Repeat all the material exactly; pictures stay out of your copy.

╔══

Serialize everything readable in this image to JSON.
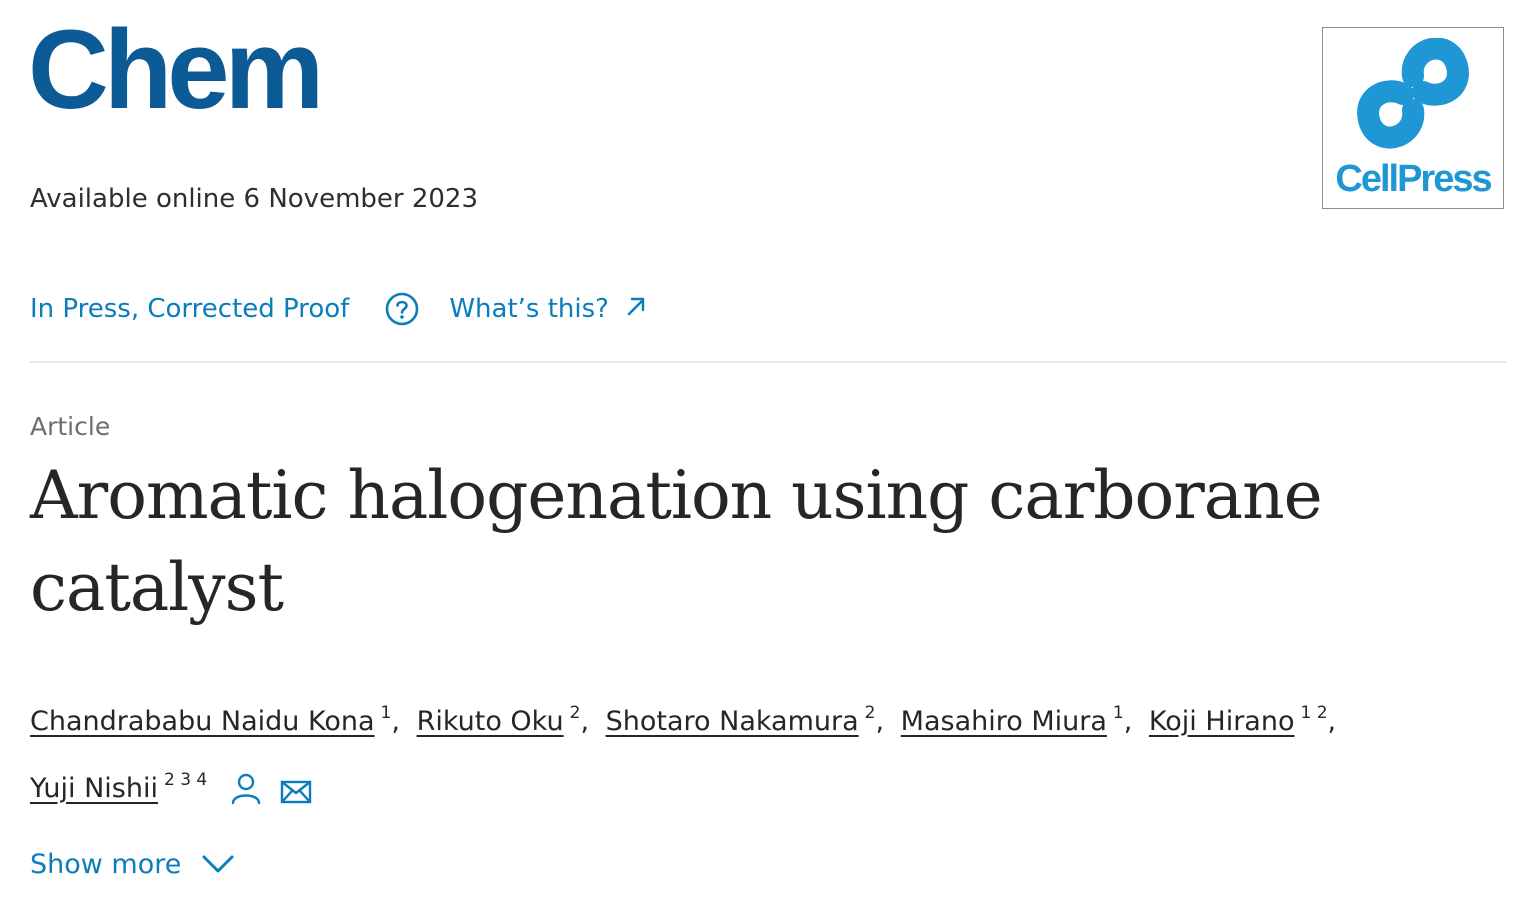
{
  "header": {
    "journal_title": "Chem",
    "publisher_logo_text": "CellPress"
  },
  "meta": {
    "available_online": "Available online 6 November 2023",
    "status_label": "In Press, Corrected Proof",
    "whats_this_label": "What’s this?"
  },
  "article": {
    "type": "Article",
    "title": "Aromatic halogenation using carborane catalyst",
    "authors": [
      {
        "name": "Chandrababu Naidu Kona",
        "affiliations": "1"
      },
      {
        "name": "Rikuto Oku",
        "affiliations": "2"
      },
      {
        "name": "Shotaro Nakamura",
        "affiliations": "2"
      },
      {
        "name": "Masahiro Miura",
        "affiliations": "1"
      },
      {
        "name": "Koji Hirano",
        "affiliations": "1 2"
      },
      {
        "name": "Yuji Nishii",
        "affiliations": "2 3 4"
      }
    ],
    "show_more_label": "Show more"
  },
  "colors": {
    "brand": "#0c5b96",
    "link": "#0c7dbb",
    "cellpress": "#1f97d4"
  },
  "icons": {
    "help": "question-circle-icon",
    "external": "external-arrow-icon",
    "person": "person-icon",
    "email": "envelope-icon",
    "chevron": "chevron-down-icon"
  }
}
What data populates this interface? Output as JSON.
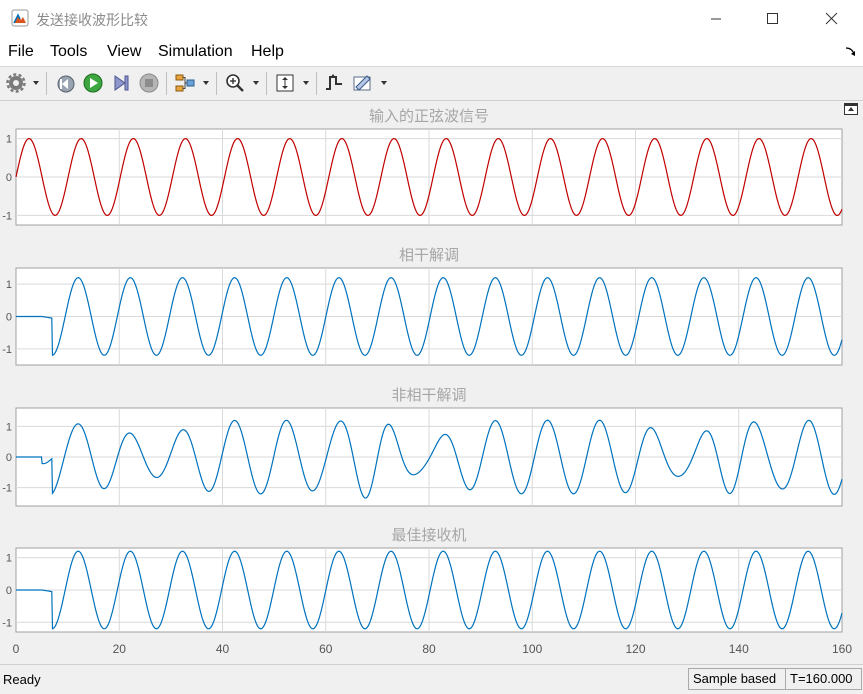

╚══

*Answer to the exercise*:
Serialize everything readable in this image to JSON.
{
  "header": {
    "journal_title": "Chem",
    "publisher_logo_text": "CellPress"
  },
  "meta": {
    "available_online": "Available online 6 November 2023",
    "status_label": "In Press, Corrected Proof",
    "whats_this_label": "What’s this?"
  },
  "article": {
    "type": "Article",
    "title": "Aromatic halogenation using carborane catalyst",
    "authors": [
      {
        "name": "Chandrababu Naidu Kona",
        "affiliations": "1"
      },
      {
        "name": "Rikuto Oku",
        "affiliations": "2"
      },
      {
        "name": "Shotaro Nakamura",
        "affiliations": "2"
      },
      {
        "name": "Masahiro Miura",
        "affiliations": "1"
      },
      {
        "name": "Koji Hirano",
        "affiliations": "1 2"
      },
      {
        "name": "Yuji Nishii",
        "affiliations": "2 3 4"
      }
    ],
    "show_more_label": "Show more"
  },
  "colors": {
    "brand": "#0c5b96",
    "link": "#0c7dbb",
    "cellpress": "#1f97d4"
  },
  "icons": {
    "help": "question-circle-icon",
    "external": "external-arrow-icon",
    "person": "person-icon",
    "email": "envelope-icon",
    "chevron": "chevron-down-icon"
  }
}
What data populates this interface? Output as JSON.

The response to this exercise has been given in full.